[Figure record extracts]
====================
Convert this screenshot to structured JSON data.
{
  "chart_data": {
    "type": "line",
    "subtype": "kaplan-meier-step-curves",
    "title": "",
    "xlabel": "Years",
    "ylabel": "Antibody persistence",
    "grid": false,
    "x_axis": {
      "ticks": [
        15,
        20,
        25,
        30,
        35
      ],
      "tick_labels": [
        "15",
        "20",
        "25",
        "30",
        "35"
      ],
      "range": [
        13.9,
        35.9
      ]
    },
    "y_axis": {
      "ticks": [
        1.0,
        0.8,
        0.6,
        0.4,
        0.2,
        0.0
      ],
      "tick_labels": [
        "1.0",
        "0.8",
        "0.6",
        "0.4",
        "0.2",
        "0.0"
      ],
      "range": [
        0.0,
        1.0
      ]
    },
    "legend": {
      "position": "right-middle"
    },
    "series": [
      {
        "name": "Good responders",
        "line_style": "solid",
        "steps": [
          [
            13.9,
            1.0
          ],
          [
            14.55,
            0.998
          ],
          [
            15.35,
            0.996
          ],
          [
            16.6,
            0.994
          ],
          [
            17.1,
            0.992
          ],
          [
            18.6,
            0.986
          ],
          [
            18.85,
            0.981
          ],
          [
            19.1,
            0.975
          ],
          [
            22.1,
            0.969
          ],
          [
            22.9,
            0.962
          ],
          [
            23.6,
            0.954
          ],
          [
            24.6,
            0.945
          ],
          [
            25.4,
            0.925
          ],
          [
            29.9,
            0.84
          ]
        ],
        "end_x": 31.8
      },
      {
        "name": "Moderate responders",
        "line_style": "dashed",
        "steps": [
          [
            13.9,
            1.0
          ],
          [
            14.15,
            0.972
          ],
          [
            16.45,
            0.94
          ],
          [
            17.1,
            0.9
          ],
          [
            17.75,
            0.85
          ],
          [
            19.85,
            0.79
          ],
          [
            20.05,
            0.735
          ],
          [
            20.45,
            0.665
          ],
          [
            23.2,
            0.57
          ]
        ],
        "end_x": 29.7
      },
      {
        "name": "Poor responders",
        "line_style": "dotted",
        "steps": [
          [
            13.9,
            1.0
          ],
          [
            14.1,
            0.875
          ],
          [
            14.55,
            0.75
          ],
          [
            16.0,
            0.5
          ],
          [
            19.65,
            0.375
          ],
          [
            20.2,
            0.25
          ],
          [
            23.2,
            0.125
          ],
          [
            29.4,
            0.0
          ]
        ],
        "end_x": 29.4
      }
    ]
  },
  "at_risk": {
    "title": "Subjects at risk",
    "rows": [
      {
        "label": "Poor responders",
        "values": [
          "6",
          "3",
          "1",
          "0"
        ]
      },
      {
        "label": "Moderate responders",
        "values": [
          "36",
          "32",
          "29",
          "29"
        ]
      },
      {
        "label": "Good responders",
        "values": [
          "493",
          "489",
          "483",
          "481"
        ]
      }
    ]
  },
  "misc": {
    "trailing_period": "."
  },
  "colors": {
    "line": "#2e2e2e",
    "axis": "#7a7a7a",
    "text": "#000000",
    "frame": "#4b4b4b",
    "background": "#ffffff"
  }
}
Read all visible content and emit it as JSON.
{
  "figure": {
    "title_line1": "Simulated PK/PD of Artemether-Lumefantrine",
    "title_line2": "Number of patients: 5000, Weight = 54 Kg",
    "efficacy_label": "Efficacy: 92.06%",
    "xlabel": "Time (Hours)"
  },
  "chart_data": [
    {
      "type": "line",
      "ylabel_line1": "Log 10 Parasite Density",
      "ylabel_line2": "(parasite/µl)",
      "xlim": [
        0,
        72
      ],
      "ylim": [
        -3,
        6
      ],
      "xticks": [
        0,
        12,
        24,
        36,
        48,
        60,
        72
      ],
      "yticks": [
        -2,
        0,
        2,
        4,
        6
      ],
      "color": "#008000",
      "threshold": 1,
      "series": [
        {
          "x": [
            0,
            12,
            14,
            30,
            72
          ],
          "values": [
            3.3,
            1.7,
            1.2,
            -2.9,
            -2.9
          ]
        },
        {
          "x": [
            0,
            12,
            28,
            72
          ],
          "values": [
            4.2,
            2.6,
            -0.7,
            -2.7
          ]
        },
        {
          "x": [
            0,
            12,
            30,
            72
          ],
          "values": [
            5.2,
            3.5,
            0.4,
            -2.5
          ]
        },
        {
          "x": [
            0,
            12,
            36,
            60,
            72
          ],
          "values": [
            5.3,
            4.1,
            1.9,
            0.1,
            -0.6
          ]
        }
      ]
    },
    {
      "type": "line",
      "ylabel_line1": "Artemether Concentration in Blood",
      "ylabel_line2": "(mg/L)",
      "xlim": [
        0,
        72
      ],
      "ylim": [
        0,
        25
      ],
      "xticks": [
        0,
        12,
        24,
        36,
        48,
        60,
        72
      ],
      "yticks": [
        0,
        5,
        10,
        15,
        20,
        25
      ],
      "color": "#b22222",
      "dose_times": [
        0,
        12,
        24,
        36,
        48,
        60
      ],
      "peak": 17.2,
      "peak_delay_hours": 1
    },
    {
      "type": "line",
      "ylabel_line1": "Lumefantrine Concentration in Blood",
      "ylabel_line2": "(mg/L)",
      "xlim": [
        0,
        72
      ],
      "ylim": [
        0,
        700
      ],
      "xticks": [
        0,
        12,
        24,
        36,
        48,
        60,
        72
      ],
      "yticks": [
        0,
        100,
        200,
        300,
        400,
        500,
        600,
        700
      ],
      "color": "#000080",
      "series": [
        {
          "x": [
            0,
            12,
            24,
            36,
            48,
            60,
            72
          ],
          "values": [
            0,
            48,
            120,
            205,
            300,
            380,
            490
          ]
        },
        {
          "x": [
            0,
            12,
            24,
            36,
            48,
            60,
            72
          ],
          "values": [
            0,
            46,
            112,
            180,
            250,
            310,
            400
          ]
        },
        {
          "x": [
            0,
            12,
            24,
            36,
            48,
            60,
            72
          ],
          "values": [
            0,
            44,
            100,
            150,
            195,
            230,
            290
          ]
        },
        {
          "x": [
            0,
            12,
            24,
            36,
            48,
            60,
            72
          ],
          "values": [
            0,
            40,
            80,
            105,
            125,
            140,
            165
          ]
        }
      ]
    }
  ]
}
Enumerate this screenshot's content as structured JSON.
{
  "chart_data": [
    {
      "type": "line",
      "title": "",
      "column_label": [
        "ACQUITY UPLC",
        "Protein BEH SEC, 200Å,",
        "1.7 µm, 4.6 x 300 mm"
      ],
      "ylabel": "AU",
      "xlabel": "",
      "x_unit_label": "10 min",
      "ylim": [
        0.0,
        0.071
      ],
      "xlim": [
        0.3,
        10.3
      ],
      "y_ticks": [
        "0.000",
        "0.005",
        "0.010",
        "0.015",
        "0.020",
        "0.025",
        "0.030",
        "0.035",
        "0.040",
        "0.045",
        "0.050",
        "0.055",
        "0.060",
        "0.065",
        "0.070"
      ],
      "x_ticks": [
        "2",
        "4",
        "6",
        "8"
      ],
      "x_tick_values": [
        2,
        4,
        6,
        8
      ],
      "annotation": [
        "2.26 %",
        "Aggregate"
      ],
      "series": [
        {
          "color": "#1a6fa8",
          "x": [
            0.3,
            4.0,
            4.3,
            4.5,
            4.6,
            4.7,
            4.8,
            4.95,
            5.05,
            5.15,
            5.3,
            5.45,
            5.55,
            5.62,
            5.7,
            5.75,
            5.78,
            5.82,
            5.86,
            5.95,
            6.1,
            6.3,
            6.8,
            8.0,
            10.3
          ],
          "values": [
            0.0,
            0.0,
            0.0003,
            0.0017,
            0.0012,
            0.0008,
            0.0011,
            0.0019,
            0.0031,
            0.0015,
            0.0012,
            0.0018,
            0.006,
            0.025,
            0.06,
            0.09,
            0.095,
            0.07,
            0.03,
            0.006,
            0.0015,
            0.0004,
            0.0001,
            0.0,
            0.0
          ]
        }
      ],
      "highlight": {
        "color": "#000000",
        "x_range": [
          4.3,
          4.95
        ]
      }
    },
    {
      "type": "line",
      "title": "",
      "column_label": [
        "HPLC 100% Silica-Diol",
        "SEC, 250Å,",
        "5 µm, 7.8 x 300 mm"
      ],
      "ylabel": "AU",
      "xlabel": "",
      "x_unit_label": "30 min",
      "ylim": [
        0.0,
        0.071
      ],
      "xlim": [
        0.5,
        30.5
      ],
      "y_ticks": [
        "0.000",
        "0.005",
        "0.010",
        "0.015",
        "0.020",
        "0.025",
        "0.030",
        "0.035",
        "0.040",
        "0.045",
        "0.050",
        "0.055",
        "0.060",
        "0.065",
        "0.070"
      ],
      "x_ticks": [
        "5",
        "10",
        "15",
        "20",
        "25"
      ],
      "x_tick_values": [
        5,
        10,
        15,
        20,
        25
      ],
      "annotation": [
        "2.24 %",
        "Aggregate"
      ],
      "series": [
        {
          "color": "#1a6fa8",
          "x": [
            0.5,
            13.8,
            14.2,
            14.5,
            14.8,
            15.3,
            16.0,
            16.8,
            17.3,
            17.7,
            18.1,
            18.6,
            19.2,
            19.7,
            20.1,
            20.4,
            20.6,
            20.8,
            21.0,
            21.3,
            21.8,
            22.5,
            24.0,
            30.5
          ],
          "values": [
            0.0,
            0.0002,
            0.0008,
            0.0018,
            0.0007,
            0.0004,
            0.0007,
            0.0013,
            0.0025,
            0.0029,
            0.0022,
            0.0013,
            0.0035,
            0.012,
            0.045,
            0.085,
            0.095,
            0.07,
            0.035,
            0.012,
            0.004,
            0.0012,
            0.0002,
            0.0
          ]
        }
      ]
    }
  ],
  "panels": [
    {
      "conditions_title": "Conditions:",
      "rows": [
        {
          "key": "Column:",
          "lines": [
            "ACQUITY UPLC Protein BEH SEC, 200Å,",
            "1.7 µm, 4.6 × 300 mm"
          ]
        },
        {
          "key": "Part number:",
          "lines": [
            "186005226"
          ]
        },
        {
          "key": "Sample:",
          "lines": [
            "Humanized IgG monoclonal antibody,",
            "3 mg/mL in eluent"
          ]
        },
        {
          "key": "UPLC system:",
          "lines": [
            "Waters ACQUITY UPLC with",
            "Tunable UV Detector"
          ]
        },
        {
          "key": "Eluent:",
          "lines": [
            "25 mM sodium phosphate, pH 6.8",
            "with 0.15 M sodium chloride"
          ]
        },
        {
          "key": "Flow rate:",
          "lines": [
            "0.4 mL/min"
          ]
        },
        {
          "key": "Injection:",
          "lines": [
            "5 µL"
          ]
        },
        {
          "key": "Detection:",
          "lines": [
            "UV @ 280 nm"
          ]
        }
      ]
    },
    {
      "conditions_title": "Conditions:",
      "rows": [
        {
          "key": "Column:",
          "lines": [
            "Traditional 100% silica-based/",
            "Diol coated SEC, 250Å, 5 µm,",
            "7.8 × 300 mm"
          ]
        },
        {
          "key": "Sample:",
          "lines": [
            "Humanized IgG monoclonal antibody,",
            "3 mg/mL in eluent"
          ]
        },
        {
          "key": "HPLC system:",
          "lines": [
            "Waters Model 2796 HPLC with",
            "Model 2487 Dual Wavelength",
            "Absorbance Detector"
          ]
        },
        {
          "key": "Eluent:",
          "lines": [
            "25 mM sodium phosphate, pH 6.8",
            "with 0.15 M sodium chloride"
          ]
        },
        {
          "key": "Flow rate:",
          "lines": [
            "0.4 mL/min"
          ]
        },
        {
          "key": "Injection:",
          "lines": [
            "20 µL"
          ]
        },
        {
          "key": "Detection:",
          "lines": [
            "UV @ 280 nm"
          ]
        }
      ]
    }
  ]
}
====================
● **GOAL OF THE EXERCISE**: With "Detector" as the word to match, copy each line of the records that has it.

● **ANSWER BOX**:
            "Tunable UV Detector"
            "Absorbance Detector"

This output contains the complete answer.